Goal of the exercise -> Omit the pictures, then reproduce every remaining record exactly.

Supplied material ->
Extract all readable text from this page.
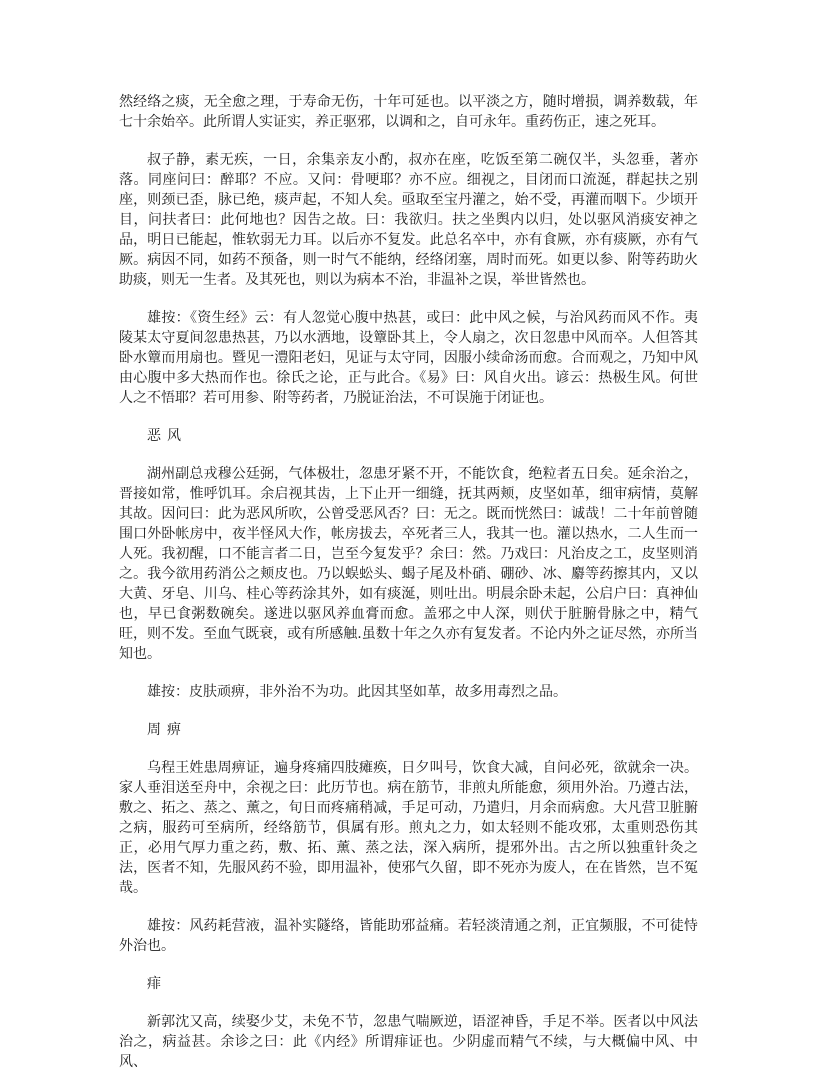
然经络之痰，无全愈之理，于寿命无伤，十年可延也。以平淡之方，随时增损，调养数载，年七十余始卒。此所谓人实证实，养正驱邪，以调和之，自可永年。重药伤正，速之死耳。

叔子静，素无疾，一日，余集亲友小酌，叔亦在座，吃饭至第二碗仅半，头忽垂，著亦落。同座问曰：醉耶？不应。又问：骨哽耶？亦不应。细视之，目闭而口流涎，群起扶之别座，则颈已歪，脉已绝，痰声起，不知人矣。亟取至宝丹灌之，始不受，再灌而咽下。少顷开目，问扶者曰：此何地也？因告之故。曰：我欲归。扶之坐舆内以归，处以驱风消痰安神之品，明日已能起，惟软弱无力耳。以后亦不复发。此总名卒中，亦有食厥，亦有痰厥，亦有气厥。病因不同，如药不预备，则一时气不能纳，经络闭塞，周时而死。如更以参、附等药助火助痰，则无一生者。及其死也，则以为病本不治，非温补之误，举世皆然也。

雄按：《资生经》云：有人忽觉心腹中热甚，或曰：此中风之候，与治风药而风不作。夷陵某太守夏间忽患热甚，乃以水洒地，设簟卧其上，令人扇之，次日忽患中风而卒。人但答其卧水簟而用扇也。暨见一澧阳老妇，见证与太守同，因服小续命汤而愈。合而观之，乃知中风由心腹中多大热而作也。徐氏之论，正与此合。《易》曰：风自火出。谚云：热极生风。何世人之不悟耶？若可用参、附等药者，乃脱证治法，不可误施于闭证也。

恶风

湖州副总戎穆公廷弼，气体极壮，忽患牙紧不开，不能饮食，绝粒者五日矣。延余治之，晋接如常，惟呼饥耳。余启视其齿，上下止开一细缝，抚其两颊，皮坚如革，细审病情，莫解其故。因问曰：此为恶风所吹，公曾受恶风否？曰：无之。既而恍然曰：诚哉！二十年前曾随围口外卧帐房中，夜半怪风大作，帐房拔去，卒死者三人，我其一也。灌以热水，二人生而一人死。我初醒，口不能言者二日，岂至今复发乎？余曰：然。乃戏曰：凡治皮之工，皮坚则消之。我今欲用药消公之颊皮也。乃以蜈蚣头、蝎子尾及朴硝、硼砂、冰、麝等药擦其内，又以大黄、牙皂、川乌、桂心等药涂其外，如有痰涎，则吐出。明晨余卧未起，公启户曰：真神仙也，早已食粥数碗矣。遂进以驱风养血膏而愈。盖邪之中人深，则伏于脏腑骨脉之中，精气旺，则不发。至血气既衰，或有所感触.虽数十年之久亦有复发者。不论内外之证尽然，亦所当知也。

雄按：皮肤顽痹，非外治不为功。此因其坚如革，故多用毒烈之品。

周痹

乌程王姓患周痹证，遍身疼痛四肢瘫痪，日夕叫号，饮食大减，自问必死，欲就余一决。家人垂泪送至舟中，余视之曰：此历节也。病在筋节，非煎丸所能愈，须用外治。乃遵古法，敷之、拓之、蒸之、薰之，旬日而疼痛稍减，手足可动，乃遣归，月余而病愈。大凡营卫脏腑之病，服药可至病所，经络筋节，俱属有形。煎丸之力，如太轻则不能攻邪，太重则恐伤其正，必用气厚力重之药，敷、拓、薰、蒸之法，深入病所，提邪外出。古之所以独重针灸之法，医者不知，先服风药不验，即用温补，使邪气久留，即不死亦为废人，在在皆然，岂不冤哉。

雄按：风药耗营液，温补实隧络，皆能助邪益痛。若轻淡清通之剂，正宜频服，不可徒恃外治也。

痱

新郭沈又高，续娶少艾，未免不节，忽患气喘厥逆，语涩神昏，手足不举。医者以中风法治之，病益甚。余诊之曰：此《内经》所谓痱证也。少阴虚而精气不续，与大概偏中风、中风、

The output ->
Extract all readable text from this page.
然经络之痰，无全愈之理，于寿命无伤，十年可延也。以平淡之方，随时增损，调养数载，年七十余始卒。此所谓人实证实，养正驱邪，以调和之，自可永年。重药伤正，速之死耳。

叔子静，素无疾，一日，余集亲友小酌，叔亦在座，吃饭至第二碗仅半，头忽垂，著亦落。同座问曰：醉耶？不应。又问：骨哽耶？亦不应。细视之，目闭而口流涎，群起扶之别座，则颈已歪，脉已绝，痰声起，不知人矣。亟取至宝丹灌之，始不受，再灌而咽下。少顷开目，问扶者曰：此何地也？因告之故。曰：我欲归。扶之坐舆内以归，处以驱风消痰安神之品，明日已能起，惟软弱无力耳。以后亦不复发。此总名卒中，亦有食厥，亦有痰厥，亦有气厥。病因不同，如药不预备，则一时气不能纳，经络闭塞，周时而死。如更以参、附等药助火助痰，则无一生者。及其死也，则以为病本不治，非温补之误，举世皆然也。

雄按：《资生经》云：有人忽觉心腹中热甚，或曰：此中风之候，与治风药而风不作。夷陵某太守夏间忽患热甚，乃以水洒地，设簟卧其上，令人扇之，次日忽患中风而卒。人但答其卧水簟而用扇也。暨见一澧阳老妇，见证与太守同，因服小续命汤而愈。合而观之，乃知中风由心腹中多大热而作也。徐氏之论，正与此合。《易》曰：风自火出。谚云：热极生风。何世人之不悟耶？若可用参、附等药者，乃脱证治法，不可误施于闭证也。

恶风

湖州副总戎穆公廷弼，气体极壮，忽患牙紧不开，不能饮食，绝粒者五日矣。延余治之，晋接如常，惟呼饥耳。余启视其齿，上下止开一细缝，抚其两颊，皮坚如革，细审病情，莫解其故。因问曰：此为恶风所吹，公曾受恶风否？曰：无之。既而恍然曰：诚哉！二十年前曾随围口外卧帐房中，夜半怪风大作，帐房拔去，卒死者三人，我其一也。灌以热水，二人生而一人死。我初醒，口不能言者二日，岂至今复发乎？余曰：然。乃戏曰：凡治皮之工，皮坚则消之。我今欲用药消公之颊皮也。乃以蜈蚣头、蝎子尾及朴硝、硼砂、冰、麝等药擦其内，又以大黄、牙皂、川乌、桂心等药涂其外，如有痰涎，则吐出。明晨余卧未起，公启户曰：真神仙也，早已食粥数碗矣。遂进以驱风养血膏而愈。盖邪之中人深，则伏于脏腑骨脉之中，精气旺，则不发。至血气既衰，或有所感触.虽数十年之久亦有复发者。不论内外之证尽然，亦所当知也。

雄按：皮肤顽痹，非外治不为功。此因其坚如革，故多用毒烈之品。

周痹

乌程王姓患周痹证，遍身疼痛四肢瘫痪，日夕叫号，饮食大减，自问必死，欲就余一决。家人垂泪送至舟中，余视之曰：此历节也。病在筋节，非煎丸所能愈，须用外治。乃遵古法，敷之、拓之、蒸之、薰之，旬日而疼痛稍减，手足可动，乃遣归，月余而病愈。大凡营卫脏腑之病，服药可至病所，经络筋节，俱属有形。煎丸之力，如太轻则不能攻邪，太重则恐伤其正，必用气厚力重之药，敷、拓、薰、蒸之法，深入病所，提邪外出。古之所以独重针灸之法，医者不知，先服风药不验，即用温补，使邪气久留，即不死亦为废人，在在皆然，岂不冤哉。

雄按：风药耗营液，温补实隧络，皆能助邪益痛。若轻淡清通之剂，正宜频服，不可徒恃外治也。

痱

新郭沈又高，续娶少艾，未免不节，忽患气喘厥逆，语涩神昏，手足不举。医者以中风法治之，病益甚。余诊之曰：此《内经》所谓痱证也。少阴虚而精气不续，与大概偏中风、中风、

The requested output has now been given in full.